Description of the task.
Please quote the material exactly, every line of it.

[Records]

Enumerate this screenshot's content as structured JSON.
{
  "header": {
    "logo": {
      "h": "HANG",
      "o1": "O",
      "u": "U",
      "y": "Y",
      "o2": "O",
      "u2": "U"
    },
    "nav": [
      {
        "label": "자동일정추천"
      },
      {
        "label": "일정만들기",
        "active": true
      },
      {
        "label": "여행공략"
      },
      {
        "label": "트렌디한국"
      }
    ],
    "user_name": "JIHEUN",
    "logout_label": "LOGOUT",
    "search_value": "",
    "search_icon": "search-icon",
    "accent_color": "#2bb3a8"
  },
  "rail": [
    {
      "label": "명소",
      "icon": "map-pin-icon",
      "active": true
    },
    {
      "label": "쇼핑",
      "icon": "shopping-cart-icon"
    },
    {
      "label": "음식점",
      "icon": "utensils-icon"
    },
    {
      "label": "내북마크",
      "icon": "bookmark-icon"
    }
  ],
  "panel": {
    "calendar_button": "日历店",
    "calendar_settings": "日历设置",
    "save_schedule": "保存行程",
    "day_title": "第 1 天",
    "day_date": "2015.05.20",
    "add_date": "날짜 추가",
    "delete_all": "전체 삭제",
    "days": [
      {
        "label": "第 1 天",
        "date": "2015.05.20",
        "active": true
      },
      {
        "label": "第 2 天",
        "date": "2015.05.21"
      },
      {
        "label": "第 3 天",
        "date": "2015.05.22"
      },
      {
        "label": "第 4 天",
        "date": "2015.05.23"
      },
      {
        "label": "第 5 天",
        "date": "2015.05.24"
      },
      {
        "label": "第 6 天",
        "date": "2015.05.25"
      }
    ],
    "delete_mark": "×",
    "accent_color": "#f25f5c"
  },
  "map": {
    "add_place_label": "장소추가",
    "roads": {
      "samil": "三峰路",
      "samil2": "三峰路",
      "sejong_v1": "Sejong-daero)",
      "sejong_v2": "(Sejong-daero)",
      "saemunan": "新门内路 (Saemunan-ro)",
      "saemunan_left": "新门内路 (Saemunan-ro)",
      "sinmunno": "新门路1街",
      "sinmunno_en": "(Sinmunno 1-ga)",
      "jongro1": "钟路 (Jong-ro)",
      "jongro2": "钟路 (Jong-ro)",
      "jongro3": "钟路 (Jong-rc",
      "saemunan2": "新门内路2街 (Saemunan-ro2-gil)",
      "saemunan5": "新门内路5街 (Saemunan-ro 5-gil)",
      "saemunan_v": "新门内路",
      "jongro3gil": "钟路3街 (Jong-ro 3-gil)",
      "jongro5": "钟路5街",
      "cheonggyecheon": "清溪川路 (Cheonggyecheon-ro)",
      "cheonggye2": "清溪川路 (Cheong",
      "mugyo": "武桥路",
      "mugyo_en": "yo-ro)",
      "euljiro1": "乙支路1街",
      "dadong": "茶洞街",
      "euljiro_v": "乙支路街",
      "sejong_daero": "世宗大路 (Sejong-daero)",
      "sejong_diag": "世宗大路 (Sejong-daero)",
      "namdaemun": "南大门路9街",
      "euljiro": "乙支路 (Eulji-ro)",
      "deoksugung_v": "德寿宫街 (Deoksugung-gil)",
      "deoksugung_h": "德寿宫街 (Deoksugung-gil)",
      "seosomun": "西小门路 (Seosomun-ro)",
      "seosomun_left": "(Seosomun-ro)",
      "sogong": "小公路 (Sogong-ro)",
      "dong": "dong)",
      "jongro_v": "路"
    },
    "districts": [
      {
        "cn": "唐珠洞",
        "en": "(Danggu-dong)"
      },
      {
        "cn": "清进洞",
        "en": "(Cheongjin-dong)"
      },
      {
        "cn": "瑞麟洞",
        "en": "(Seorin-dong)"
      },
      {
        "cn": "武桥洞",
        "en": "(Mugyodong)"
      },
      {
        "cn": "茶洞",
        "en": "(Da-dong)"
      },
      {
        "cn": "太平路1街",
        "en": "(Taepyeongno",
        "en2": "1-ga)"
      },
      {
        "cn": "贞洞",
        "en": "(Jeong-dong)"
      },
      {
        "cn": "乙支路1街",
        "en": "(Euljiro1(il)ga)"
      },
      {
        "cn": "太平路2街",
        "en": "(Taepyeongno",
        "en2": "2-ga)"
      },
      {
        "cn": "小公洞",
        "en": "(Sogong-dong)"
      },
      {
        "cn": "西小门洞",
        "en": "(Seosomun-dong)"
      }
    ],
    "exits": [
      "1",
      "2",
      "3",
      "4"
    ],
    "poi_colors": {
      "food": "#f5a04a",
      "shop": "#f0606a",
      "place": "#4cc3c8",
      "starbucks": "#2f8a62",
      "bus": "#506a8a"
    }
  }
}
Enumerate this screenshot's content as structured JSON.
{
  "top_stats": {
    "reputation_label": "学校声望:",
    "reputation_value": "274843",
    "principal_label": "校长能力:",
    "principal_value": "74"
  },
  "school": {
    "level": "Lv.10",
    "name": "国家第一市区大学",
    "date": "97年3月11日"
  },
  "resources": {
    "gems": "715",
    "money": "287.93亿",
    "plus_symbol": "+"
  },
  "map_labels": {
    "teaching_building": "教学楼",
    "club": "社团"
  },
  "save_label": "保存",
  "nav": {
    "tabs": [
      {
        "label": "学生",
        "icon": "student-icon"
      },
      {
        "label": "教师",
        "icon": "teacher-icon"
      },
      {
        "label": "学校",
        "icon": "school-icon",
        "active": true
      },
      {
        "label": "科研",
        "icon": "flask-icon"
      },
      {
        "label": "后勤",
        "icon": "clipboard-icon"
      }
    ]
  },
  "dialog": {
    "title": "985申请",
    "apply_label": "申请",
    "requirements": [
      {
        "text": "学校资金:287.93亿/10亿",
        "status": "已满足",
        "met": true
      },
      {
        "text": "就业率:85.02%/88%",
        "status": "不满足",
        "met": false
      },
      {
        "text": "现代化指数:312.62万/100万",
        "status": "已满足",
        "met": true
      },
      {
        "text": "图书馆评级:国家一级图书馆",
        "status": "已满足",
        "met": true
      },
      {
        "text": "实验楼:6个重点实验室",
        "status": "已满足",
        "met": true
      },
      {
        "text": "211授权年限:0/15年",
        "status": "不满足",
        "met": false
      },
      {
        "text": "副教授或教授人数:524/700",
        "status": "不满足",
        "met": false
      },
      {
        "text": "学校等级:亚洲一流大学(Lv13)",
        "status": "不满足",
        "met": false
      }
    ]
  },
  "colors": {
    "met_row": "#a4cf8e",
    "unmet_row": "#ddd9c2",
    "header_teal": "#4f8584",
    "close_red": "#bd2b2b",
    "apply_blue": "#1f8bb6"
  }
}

Full output.
Enumerate this screenshot's content as structured JSON.
{
  "header": {
    "logo": {
      "h": "HANG",
      "o1": "O",
      "u": "U",
      "y": "Y",
      "o2": "O",
      "u2": "U"
    },
    "nav": [
      {
        "label": "자동일정추천"
      },
      {
        "label": "일정만들기",
        "active": true
      },
      {
        "label": "여행공략"
      },
      {
        "label": "트렌디한국"
      }
    ],
    "user_name": "JIHEUN",
    "logout_label": "LOGOUT",
    "search_value": "",
    "search_icon": "search-icon",
    "accent_color": "#2bb3a8"
  },
  "rail": [
    {
      "label": "명소",
      "icon": "map-pin-icon",
      "active": true
    },
    {
      "label": "쇼핑",
      "icon": "shopping-cart-icon"
    },
    {
      "label": "음식점",
      "icon": "utensils-icon"
    },
    {
      "label": "내북마크",
      "icon": "bookmark-icon"
    }
  ],
  "panel": {
    "calendar_button": "日历店",
    "calendar_settings": "日历设置",
    "save_schedule": "保存行程",
    "day_title": "第 1 天",
    "day_date": "2015.05.20",
    "add_date": "날짜 추가",
    "delete_all": "전체 삭제",
    "days": [
      {
        "label": "第 1 天",
        "date": "2015.05.20",
        "active": true
      },
      {
        "label": "第 2 天",
        "date": "2015.05.21"
      },
      {
        "label": "第 3 天",
        "date": "2015.05.22"
      },
      {
        "label": "第 4 天",
        "date": "2015.05.23"
      },
      {
        "label": "第 5 天",
        "date": "2015.05.24"
      },
      {
        "label": "第 6 天",
        "date": "2015.05.25"
      }
    ],
    "delete_mark": "×",
    "accent_color": "#f25f5c"
  },
  "map": {
    "add_place_label": "장소추가",
    "roads": {
      "samil": "三峰路",
      "samil2": "三峰路",
      "sejong_v1": "Sejong-daero)",
      "sejong_v2": "(Sejong-daero)",
      "saemunan": "新门内路 (Saemunan-ro)",
      "saemunan_left": "新门内路 (Saemunan-ro)",
      "sinmunno": "新门路1街",
      "sinmunno_en": "(Sinmunno 1-ga)",
      "jongro1": "钟路 (Jong-ro)",
      "jongro2": "钟路 (Jong-ro)",
      "jongro3": "钟路 (Jong-rc",
      "saemunan2": "新门内路2街 (Saemunan-ro2-gil)",
      "saemunan5": "新门内路5街 (Saemunan-ro 5-gil)",
      "saemunan_v": "新门内路",
      "jongro3gil": "钟路3街 (Jong-ro 3-gil)",
      "jongro5": "钟路5街",
      "cheonggyecheon": "清溪川路 (Cheonggyecheon-ro)",
      "cheonggye2": "清溪川路 (Cheong",
      "mugyo": "武桥路",
      "mugyo_en": "yo-ro)",
      "euljiro1": "乙支路1街",
      "dadong": "茶洞街",
      "euljiro_v": "乙支路街",
      "sejong_daero": "世宗大路 (Sejong-daero)",
      "sejong_diag": "世宗大路 (Sejong-daero)",
      "namdaemun": "南大门路9街",
      "euljiro": "乙支路 (Eulji-ro)",
      "deoksugung_v": "德寿宫街 (Deoksugung-gil)",
      "deoksugung_h": "德寿宫街 (Deoksugung-gil)",
      "seosomun": "西小门路 (Seosomun-ro)",
      "seosomun_left": "(Seosomun-ro)",
      "sogong": "小公路 (Sogong-ro)",
      "dong": "dong)",
      "jongro_v": "路"
    },
    "districts": [
      {
        "cn": "唐珠洞",
        "en": "(Danggu-dong)"
      },
      {
        "cn": "清进洞",
        "en": "(Cheongjin-dong)"
      },
      {
        "cn": "瑞麟洞",
        "en": "(Seorin-dong)"
      },
      {
        "cn": "武桥洞",
        "en": "(Mugyodong)"
      },
      {
        "cn": "茶洞",
        "en": "(Da-dong)"
      },
      {
        "cn": "太平路1街",
        "en": "(Taepyeongno",
        "en2": "1-ga)"
      },
      {
        "cn": "贞洞",
        "en": "(Jeong-dong)"
      },
      {
        "cn": "乙支路1街",
        "en": "(Euljiro1(il)ga)"
      },
      {
        "cn": "太平路2街",
        "en": "(Taepyeongno",
        "en2": "2-ga)"
      },
      {
        "cn": "小公洞",
        "en": "(Sogong-dong)"
      },
      {
        "cn": "西小门洞",
        "en": "(Seosomun-dong)"
      }
    ],
    "exits": [
      "1",
      "2",
      "3",
      "4"
    ],
    "poi_colors": {
      "food": "#f5a04a",
      "shop": "#f0606a",
      "place": "#4cc3c8",
      "starbucks": "#2f8a62",
      "bus": "#506a8a"
    }
  }
}
Enumerate this screenshot's content as structured JSON.
{
  "top_stats": {
    "reputation_label": "学校声望:",
    "reputation_value": "274843",
    "principal_label": "校长能力:",
    "principal_value": "74"
  },
  "school": {
    "level": "Lv.10",
    "name": "国家第一市区大学",
    "date": "97年3月11日"
  },
  "resources": {
    "gems": "715",
    "money": "287.93亿",
    "plus_symbol": "+"
  },
  "map_labels": {
    "teaching_building": "教学楼",
    "club": "社团"
  },
  "save_label": "保存",
  "nav": {
    "tabs": [
      {
        "label": "学生",
        "icon": "student-icon"
      },
      {
        "label": "教师",
        "icon": "teacher-icon"
      },
      {
        "label": "学校",
        "icon": "school-icon",
        "active": true
      },
      {
        "label": "科研",
        "icon": "flask-icon"
      },
      {
        "label": "后勤",
        "icon": "clipboard-icon"
      }
    ]
  },
  "dialog": {
    "title": "985申请",
    "apply_label": "申请",
    "requirements": [
      {
        "text": "学校资金:287.93亿/10亿",
        "status": "已满足",
        "met": true
      },
      {
        "text": "就业率:85.02%/88%",
        "status": "不满足",
        "met": false
      },
      {
        "text": "现代化指数:312.62万/100万",
        "status": "已满足",
        "met": true
      },
      {
        "text": "图书馆评级:国家一级图书馆",
        "status": "已满足",
        "met": true
      },
      {
        "text": "实验楼:6个重点实验室",
        "status": "已满足",
        "met": true
      },
      {
        "text": "211授权年限:0/15年",
        "status": "不满足",
        "met": false
      },
      {
        "text": "副教授或教授人数:524/700",
        "status": "不满足",
        "met": false
      },
      {
        "text": "学校等级:亚洲一流大学(Lv13)",
        "status": "不满足",
        "met": false
      }
    ]
  },
  "colors": {
    "met_row": "#a4cf8e",
    "unmet_row": "#ddd9c2",
    "header_teal": "#4f8584",
    "close_red": "#bd2b2b",
    "apply_blue": "#1f8bb6"
  }
}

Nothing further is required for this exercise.